▸ **Exercise tasks**:
1. Print the part of the forum replies that opens with the words containing "I think if you" and closes with "for the evening.".
2. In the forum replies, what does the first reply say she is welcome to come for?
3. Go on with the forum replies from the point where they stop.

▸ **Text excerpt**:
*** Block opens ***
I think if you don't want to do something in the evening that is totally reasonable: just tell her. The eating disorder puts this in context. I don't think you have to go into that, just say you aren't up for the evening.

Alternatively if you would rather avoid something linked to food, you could say to her that you won't be able to cater for her (and again, no need to go into why), but that she is welcome to come for a glass of wine.

CheeseandPickledOnion · 18/04/2013 14:04

You sound like hard work. Why presume she wants dinner? And even if so, how hard it is? Seriously. You sounds like you just can't be arsed with anything that doesn't fit in with what you want.

THERhubarb · 18/04/2013 14:05

Hmm, strange OP but giving you the benefit of doubt...

Yes having a sleepless toddler must be tiring and you are not alone, I know many mums who wouldn't dream of doing anything in the evenings other than passing out on the sofa.
*** Block closes ***
▸ **Items from a data source**:
*** Block opens ***
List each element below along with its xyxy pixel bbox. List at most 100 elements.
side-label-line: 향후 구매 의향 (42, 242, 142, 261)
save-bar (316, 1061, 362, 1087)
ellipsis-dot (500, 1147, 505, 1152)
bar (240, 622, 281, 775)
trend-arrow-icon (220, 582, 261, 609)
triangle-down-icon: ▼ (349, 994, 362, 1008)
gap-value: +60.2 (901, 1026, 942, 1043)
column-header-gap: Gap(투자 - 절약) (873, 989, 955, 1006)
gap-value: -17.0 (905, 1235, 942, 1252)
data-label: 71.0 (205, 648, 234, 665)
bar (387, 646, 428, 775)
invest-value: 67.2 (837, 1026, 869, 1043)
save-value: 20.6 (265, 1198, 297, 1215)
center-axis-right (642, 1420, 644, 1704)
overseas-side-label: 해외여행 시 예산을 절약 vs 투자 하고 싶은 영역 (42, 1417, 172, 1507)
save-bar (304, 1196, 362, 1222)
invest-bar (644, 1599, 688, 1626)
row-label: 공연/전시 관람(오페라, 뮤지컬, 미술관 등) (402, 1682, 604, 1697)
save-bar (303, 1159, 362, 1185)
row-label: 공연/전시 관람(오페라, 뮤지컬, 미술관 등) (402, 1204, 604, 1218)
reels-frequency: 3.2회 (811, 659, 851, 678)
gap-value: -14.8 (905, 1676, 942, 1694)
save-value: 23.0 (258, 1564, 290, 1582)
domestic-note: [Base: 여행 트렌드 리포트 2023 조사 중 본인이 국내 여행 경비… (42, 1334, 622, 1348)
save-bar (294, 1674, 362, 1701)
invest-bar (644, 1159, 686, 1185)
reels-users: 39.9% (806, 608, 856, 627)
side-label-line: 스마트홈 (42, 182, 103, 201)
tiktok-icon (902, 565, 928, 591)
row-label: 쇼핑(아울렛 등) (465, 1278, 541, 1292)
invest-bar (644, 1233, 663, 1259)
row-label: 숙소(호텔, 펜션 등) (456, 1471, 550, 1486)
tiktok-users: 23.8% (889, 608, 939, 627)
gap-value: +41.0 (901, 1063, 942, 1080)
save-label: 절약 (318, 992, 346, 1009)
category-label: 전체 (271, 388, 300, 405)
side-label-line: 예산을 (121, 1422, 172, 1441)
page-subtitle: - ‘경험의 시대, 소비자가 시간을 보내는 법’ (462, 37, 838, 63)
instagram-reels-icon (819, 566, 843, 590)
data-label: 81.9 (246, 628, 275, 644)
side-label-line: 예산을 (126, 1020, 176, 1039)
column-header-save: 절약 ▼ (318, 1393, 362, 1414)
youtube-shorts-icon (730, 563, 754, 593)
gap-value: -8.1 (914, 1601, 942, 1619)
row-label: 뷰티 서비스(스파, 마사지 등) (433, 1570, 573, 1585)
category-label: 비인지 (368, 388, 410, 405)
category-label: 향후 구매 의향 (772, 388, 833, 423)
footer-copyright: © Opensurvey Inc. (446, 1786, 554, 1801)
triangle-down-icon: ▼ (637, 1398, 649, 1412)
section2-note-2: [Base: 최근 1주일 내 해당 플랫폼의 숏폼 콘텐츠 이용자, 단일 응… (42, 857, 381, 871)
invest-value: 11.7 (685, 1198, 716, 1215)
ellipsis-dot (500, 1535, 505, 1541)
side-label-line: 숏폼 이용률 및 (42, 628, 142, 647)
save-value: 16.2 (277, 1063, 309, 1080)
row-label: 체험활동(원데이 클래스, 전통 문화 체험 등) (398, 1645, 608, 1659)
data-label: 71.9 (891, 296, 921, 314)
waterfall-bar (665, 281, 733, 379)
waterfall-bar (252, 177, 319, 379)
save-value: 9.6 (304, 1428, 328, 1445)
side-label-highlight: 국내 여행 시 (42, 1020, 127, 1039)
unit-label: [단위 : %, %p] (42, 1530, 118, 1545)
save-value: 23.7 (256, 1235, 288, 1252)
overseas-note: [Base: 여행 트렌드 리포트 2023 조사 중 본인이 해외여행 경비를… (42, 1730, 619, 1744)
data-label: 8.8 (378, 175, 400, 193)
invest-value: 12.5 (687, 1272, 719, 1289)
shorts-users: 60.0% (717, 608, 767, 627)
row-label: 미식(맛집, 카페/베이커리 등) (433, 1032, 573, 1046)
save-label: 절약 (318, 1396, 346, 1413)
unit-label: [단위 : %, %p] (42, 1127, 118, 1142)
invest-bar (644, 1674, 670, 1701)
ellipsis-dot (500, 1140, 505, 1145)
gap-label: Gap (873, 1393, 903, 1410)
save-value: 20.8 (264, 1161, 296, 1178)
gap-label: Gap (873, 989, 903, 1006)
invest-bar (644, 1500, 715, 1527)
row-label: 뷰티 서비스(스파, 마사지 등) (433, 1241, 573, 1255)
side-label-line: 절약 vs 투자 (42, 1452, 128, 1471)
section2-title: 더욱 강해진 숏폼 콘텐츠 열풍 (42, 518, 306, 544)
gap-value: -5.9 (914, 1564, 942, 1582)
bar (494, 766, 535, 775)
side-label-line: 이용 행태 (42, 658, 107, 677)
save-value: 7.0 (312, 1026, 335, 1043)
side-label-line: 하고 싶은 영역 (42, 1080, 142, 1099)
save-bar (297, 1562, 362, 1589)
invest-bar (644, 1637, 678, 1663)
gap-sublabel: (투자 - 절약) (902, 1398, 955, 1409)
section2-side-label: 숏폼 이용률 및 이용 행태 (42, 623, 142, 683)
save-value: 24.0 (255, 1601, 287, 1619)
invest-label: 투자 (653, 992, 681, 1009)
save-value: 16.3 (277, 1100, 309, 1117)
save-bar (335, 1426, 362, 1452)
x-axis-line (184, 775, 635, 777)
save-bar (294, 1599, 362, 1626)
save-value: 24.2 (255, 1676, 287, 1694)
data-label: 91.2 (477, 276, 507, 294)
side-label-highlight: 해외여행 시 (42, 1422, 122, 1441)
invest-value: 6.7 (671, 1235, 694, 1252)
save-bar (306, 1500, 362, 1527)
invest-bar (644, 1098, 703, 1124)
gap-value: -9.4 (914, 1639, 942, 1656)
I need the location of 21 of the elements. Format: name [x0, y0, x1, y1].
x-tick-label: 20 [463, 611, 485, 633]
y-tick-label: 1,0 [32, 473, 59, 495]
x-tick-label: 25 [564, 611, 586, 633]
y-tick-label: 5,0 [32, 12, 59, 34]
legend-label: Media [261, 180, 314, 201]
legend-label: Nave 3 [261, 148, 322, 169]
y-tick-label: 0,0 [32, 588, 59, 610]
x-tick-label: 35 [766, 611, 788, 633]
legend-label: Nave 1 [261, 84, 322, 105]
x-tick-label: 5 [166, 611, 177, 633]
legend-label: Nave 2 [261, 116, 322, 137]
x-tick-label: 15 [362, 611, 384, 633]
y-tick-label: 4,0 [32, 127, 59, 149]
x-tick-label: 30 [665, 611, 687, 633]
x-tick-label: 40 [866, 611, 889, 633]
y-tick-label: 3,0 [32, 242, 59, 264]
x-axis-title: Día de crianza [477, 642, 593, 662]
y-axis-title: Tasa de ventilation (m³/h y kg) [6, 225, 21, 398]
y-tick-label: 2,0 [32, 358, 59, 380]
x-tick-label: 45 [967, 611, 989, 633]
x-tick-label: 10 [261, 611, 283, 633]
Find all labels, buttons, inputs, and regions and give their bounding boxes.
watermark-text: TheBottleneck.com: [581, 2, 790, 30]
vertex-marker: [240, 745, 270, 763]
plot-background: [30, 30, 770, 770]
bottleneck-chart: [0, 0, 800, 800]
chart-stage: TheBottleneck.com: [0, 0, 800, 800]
*** Block closes ***
▸ **Answers by task**:
1.
I think if you don't want to do something in the evening that is totally reasonable: just tell her. The eating disorder puts this in context. I don't think you have to go into that, just say you aren't up for the evening.

2. A glass of wine.

3.
You sound very stressed though. Can I give you some advice not related to your friend? If you have an eating disorder you might benefit from regular health check-ups so that you can keep an eye on how you are doing. A blood check might show a low iron level which would account for your exhaustion (you are going to bed in the middle of the day so I would make the blood test a priority). Iron tablets might give you a new lease of life.

I would also get some tonic so you can make sure you are getting at least some vitamins and minerals in your body. If you are constantly tired then even the smallest of chores can seem like a nightmare so I would focus on tackling this before you have anyone around.

Next I would confide in your friend about what's going on. It might put her off coming or it might make her more understanding. I am guessing you don't have very much support and she sounds as though she did try to plan things around times which suited you so she might be very supportive of you. Just explain that right now isn't a good time but you are trying to get on top of things. She might be more willing to make the effort to fit around you then.

Your problems are more than just having a friend round so I suggest you tackle them one by one until you start to feel more human again.

frienddilemma · 18/04/2013 14:33

i do have a lot of support from my family, and i am tackling my problems slowly. thats why i wanted to make the effort of meeting her for lunch. thats a good plan to go for a check up.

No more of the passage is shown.